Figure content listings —

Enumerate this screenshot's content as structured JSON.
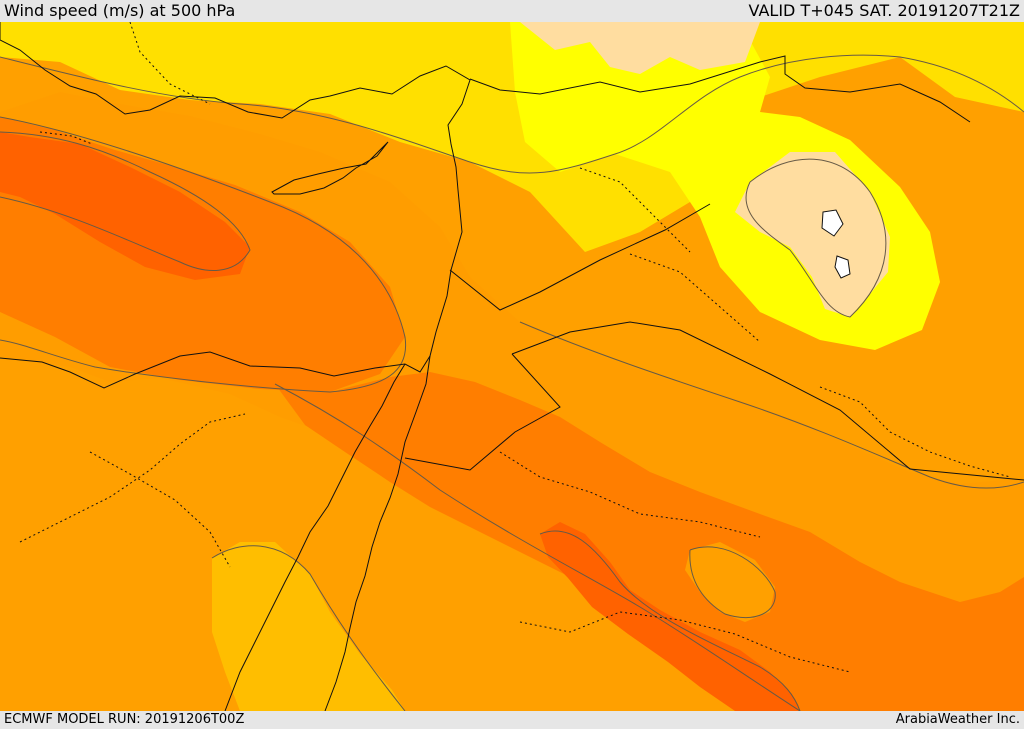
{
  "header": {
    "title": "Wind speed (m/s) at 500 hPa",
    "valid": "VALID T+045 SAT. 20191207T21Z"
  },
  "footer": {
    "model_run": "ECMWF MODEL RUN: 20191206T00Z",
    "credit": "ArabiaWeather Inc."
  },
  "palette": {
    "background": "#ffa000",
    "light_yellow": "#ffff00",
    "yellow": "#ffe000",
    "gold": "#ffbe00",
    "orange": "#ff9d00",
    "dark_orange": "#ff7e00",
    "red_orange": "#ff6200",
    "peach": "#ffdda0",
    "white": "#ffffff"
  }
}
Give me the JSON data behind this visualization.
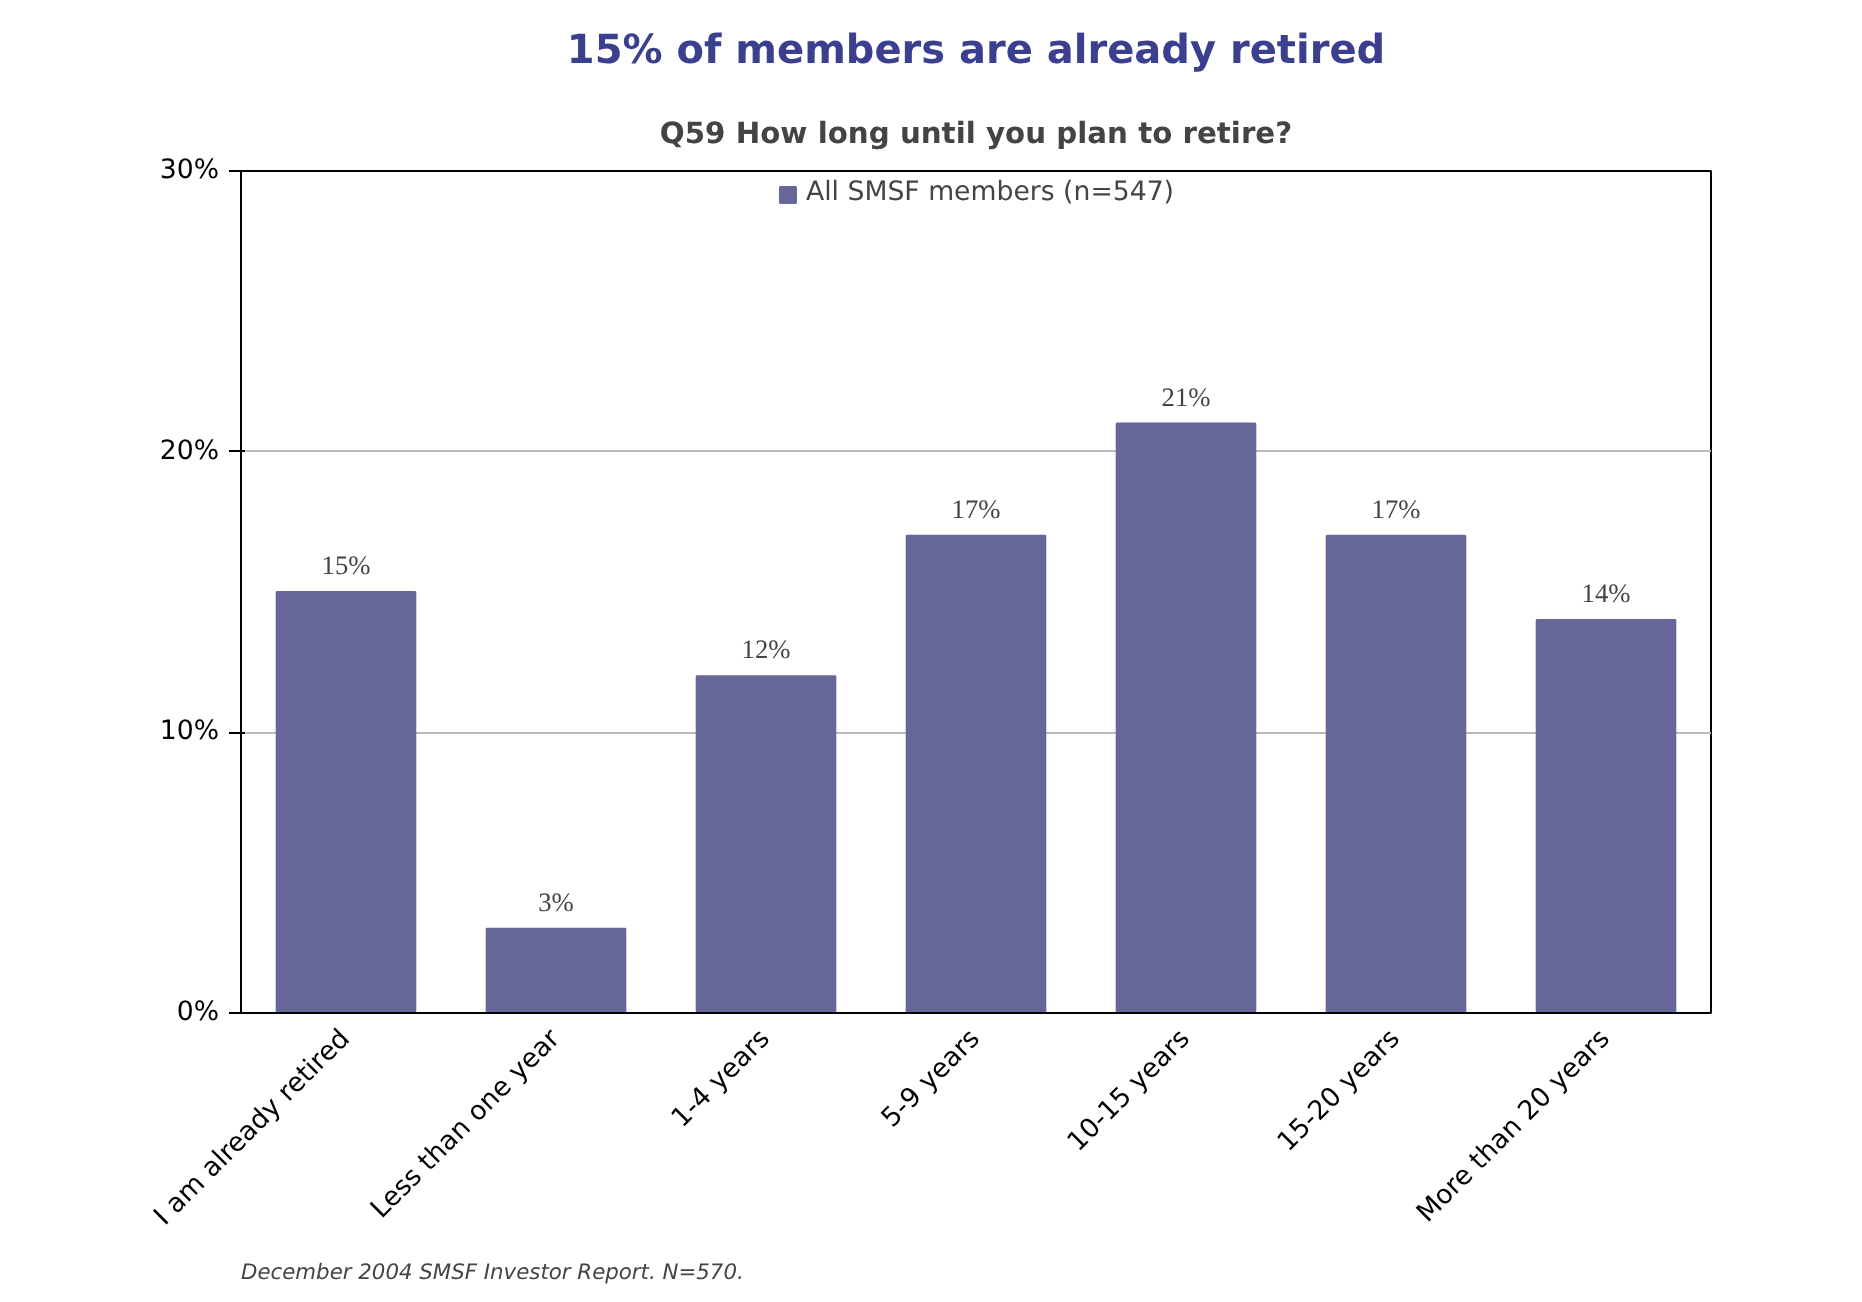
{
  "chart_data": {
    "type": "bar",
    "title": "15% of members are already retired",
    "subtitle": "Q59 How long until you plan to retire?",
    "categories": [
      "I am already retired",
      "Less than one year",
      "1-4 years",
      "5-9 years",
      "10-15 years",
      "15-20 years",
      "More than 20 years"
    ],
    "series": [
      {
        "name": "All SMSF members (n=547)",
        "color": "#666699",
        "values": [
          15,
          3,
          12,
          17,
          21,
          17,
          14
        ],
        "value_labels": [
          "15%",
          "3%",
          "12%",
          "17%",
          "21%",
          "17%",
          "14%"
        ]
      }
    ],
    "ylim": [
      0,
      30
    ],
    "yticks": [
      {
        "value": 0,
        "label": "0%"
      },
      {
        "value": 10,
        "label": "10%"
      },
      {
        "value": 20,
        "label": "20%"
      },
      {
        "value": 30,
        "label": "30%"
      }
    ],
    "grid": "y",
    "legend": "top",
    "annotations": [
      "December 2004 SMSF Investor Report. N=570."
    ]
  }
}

WORK TO COMPLETE — Make an exact copy of every record, pictures excluded.

WRITTEN ANSWER —
Enumerate this screenshot's content as structured JSON.
{
  "header": {
    "title": "Wind speed (m/s) at 500 hPa",
    "valid": "VALID T+045 SAT. 20191207T21Z"
  },
  "footer": {
    "model_run": "ECMWF MODEL RUN: 20191206T00Z",
    "credit": "ArabiaWeather Inc."
  },
  "palette": {
    "background": "#ffa000",
    "light_yellow": "#ffff00",
    "yellow": "#ffe000",
    "gold": "#ffbe00",
    "orange": "#ff9d00",
    "dark_orange": "#ff7e00",
    "red_orange": "#ff6200",
    "peach": "#ffdda0",
    "white": "#ffffff"
  }
}
Give me the JSON data behind this visualization.
{
  "chart_data": {
    "type": "bar",
    "title": "15% of members are already retired",
    "subtitle": "Q59 How long until you plan to retire?",
    "categories": [
      "I am already retired",
      "Less than one year",
      "1-4 years",
      "5-9 years",
      "10-15 years",
      "15-20 years",
      "More than 20 years"
    ],
    "series": [
      {
        "name": "All SMSF members (n=547)",
        "color": "#666699",
        "values": [
          15,
          3,
          12,
          17,
          21,
          17,
          14
        ],
        "value_labels": [
          "15%",
          "3%",
          "12%",
          "17%",
          "21%",
          "17%",
          "14%"
        ]
      }
    ],
    "ylim": [
      0,
      30
    ],
    "yticks": [
      {
        "value": 0,
        "label": "0%"
      },
      {
        "value": 10,
        "label": "10%"
      },
      {
        "value": 20,
        "label": "20%"
      },
      {
        "value": 30,
        "label": "30%"
      }
    ],
    "grid": "y",
    "legend": "top",
    "annotations": [
      "December 2004 SMSF Investor Report. N=570."
    ]
  }
}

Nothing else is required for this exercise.